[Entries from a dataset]
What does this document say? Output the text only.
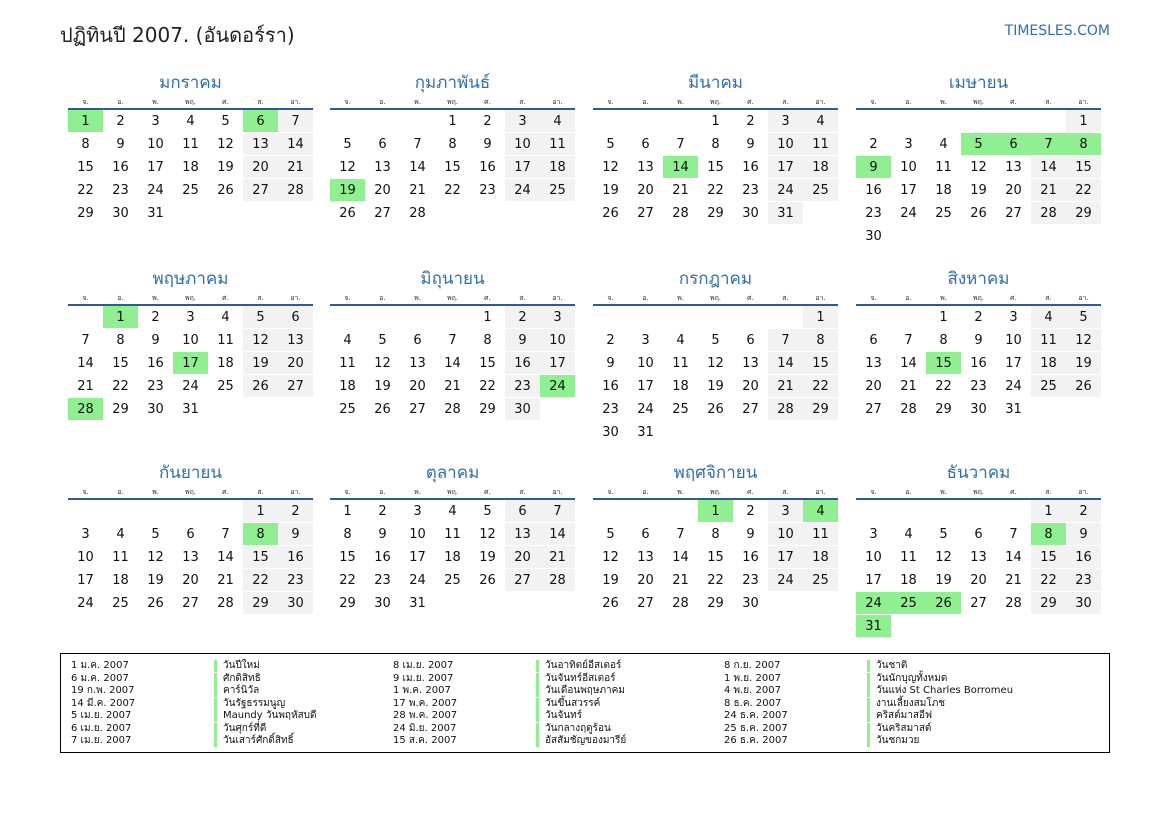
ปฏิทินปี 2007. (อันดอร์รา)	TIMESLES.COM
มกราคม
จ.	อ.	พ.	พฤ.	ศ.	ส.	อา.
1	2	3	4	5	6	7
8	9	10	11	12	13	14
15	16	17	18	19	20	21
22	23	24	25	26	27	28
29	30	31				
กุมภาพันธ์
จ.	อ.	พ.	พฤ.	ศ.	ส.	อา.
			1	2	3	4
5	6	7	8	9	10	11
12	13	14	15	16	17	18
19	20	21	22	23	24	25
26	27	28				
มีนาคม
จ.	อ.	พ.	พฤ.	ศ.	ส.	อา.
			1	2	3	4
5	6	7	8	9	10	11
12	13	14	15	16	17	18
19	20	21	22	23	24	25
26	27	28	29	30	31	
เมษายน
จ.	อ.	พ.	พฤ.	ศ.	ส.	อา.
						1
2	3	4	5	6	7	8
9	10	11	12	13	14	15
16	17	18	19	20	21	22
23	24	25	26	27	28	29
30						
พฤษภาคม
จ.	อ.	พ.	พฤ.	ศ.	ส.	อา.
	1	2	3	4	5	6
7	8	9	10	11	12	13
14	15	16	17	18	19	20
21	22	23	24	25	26	27
28	29	30	31			
มิถุนายน
จ.	อ.	พ.	พฤ.	ศ.	ส.	อา.
				1	2	3
4	5	6	7	8	9	10
11	12	13	14	15	16	17
18	19	20	21	22	23	24
25	26	27	28	29	30	
กรกฎาคม
จ.	อ.	พ.	พฤ.	ศ.	ส.	อา.
						1
2	3	4	5	6	7	8
9	10	11	12	13	14	15
16	17	18	19	20	21	22
23	24	25	26	27	28	29
30	31					
สิงหาคม
จ.	อ.	พ.	พฤ.	ศ.	ส.	อา.
		1	2	3	4	5
6	7	8	9	10	11	12
13	14	15	16	17	18	19
20	21	22	23	24	25	26
27	28	29	30	31		
กันยายน
จ.	อ.	พ.	พฤ.	ศ.	ส.	อา.
					1	2
3	4	5	6	7	8	9
10	11	12	13	14	15	16
17	18	19	20	21	22	23
24	25	26	27	28	29	30
ตุลาคม
จ.	อ.	พ.	พฤ.	ศ.	ส.	อา.
1	2	3	4	5	6	7
8	9	10	11	12	13	14
15	16	17	18	19	20	21
22	23	24	25	26	27	28
29	30	31				
พฤศจิกายน
จ.	อ.	พ.	พฤ.	ศ.	ส.	อา.
			1	2	3	4
5	6	7	8	9	10	11
12	13	14	15	16	17	18
19	20	21	22	23	24	25
26	27	28	29	30		
ธันวาคม
จ.	อ.	พ.	พฤ.	ศ.	ส.	อา.
					1	2
3	4	5	6	7	8	9
10	11	12	13	14	15	16
17	18	19	20	21	22	23
24	25	26	27	28	29	30
31						
1 ม.ค. 2007	วันปีใหม่
6 ม.ค. 2007	ศักดิสิทธิ
19 ก.พ. 2007	คาร์นิวัล
14 มี.ค. 2007	วันรัฐธรรมนูญ
5 เม.ย. 2007	Maundy วันพฤหัสบดี
6 เม.ย. 2007	วันศุกร์ที่ดี
7 เม.ย. 2007	วันเสาร์ศักดิ์สิทธิ์
8 เม.ย. 2007	วันอาทิตย์อีสเตอร์
9 เม.ย. 2007	วันจันทร์อีสเตอร์
1 พ.ค. 2007	วันเดือนพฤษภาคม
17 พ.ค. 2007	วันขึ้นสวรรค์
28 พ.ค. 2007	วันจันทร์
24 มิ.ย. 2007	วันกลางฤดูร้อน
15 ส.ค. 2007	อัสสัมชัญของมารีย์
8 ก.ย. 2007	วันชาติ
1 พ.ย. 2007	วันนักบุญทั้งหมด
4 พ.ย. 2007	วันแห่ง St Charles Borromeu
8 ธ.ค. 2007	งานเลี้ยงสมโภช
24 ธ.ค. 2007	คริสต์มาสอีฟ
25 ธ.ค. 2007	วันคริสมาสต์
26 ธ.ค. 2007	วันชกมวย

• _TASK REQUIREMENTS_: Your copy should match the entries exactly, minus the pictures.

• _TASK ANSWER_:
What does this document say? Output the text only.
ปฏิทินปี 2007. (อันดอร์รา)	TIMESLES.COM
มกราคม
จ.	อ.	พ.	พฤ.	ศ.	ส.	อา.
1	2	3	4	5	6	7
8	9	10	11	12	13	14
15	16	17	18	19	20	21
22	23	24	25	26	27	28
29	30	31				
กุมภาพันธ์
จ.	อ.	พ.	พฤ.	ศ.	ส.	อา.
			1	2	3	4
5	6	7	8	9	10	11
12	13	14	15	16	17	18
19	20	21	22	23	24	25
26	27	28				
มีนาคม
จ.	อ.	พ.	พฤ.	ศ.	ส.	อา.
			1	2	3	4
5	6	7	8	9	10	11
12	13	14	15	16	17	18
19	20	21	22	23	24	25
26	27	28	29	30	31	
เมษายน
จ.	อ.	พ.	พฤ.	ศ.	ส.	อา.
						1
2	3	4	5	6	7	8
9	10	11	12	13	14	15
16	17	18	19	20	21	22
23	24	25	26	27	28	29
30						
พฤษภาคม
จ.	อ.	พ.	พฤ.	ศ.	ส.	อา.
	1	2	3	4	5	6
7	8	9	10	11	12	13
14	15	16	17	18	19	20
21	22	23	24	25	26	27
28	29	30	31			
มิถุนายน
จ.	อ.	พ.	พฤ.	ศ.	ส.	อา.
				1	2	3
4	5	6	7	8	9	10
11	12	13	14	15	16	17
18	19	20	21	22	23	24
25	26	27	28	29	30	
กรกฎาคม
จ.	อ.	พ.	พฤ.	ศ.	ส.	อา.
						1
2	3	4	5	6	7	8
9	10	11	12	13	14	15
16	17	18	19	20	21	22
23	24	25	26	27	28	29
30	31					
สิงหาคม
จ.	อ.	พ.	พฤ.	ศ.	ส.	อา.
		1	2	3	4	5
6	7	8	9	10	11	12
13	14	15	16	17	18	19
20	21	22	23	24	25	26
27	28	29	30	31		
กันยายน
จ.	อ.	พ.	พฤ.	ศ.	ส.	อา.
					1	2
3	4	5	6	7	8	9
10	11	12	13	14	15	16
17	18	19	20	21	22	23
24	25	26	27	28	29	30
ตุลาคม
จ.	อ.	พ.	พฤ.	ศ.	ส.	อา.
1	2	3	4	5	6	7
8	9	10	11	12	13	14
15	16	17	18	19	20	21
22	23	24	25	26	27	28
29	30	31				
พฤศจิกายน
จ.	อ.	พ.	พฤ.	ศ.	ส.	อา.
			1	2	3	4
5	6	7	8	9	10	11
12	13	14	15	16	17	18
19	20	21	22	23	24	25
26	27	28	29	30		
ธันวาคม
จ.	อ.	พ.	พฤ.	ศ.	ส.	อา.
					1	2
3	4	5	6	7	8	9
10	11	12	13	14	15	16
17	18	19	20	21	22	23
24	25	26	27	28	29	30
31						
1 ม.ค. 2007	วันปีใหม่
6 ม.ค. 2007	ศักดิสิทธิ
19 ก.พ. 2007	คาร์นิวัล
14 มี.ค. 2007	วันรัฐธรรมนูญ
5 เม.ย. 2007	Maundy วันพฤหัสบดี
6 เม.ย. 2007	วันศุกร์ที่ดี
7 เม.ย. 2007	วันเสาร์ศักดิ์สิทธิ์
8 เม.ย. 2007	วันอาทิตย์อีสเตอร์
9 เม.ย. 2007	วันจันทร์อีสเตอร์
1 พ.ค. 2007	วันเดือนพฤษภาคม
17 พ.ค. 2007	วันขึ้นสวรรค์
28 พ.ค. 2007	วันจันทร์
24 มิ.ย. 2007	วันกลางฤดูร้อน
15 ส.ค. 2007	อัสสัมชัญของมารีย์
8 ก.ย. 2007	วันชาติ
1 พ.ย. 2007	วันนักบุญทั้งหมด
4 พ.ย. 2007	วันแห่ง St Charles Borromeu
8 ธ.ค. 2007	งานเลี้ยงสมโภช
24 ธ.ค. 2007	คริสต์มาสอีฟ
25 ธ.ค. 2007	วันคริสมาสต์
26 ธ.ค. 2007	วันชกมวย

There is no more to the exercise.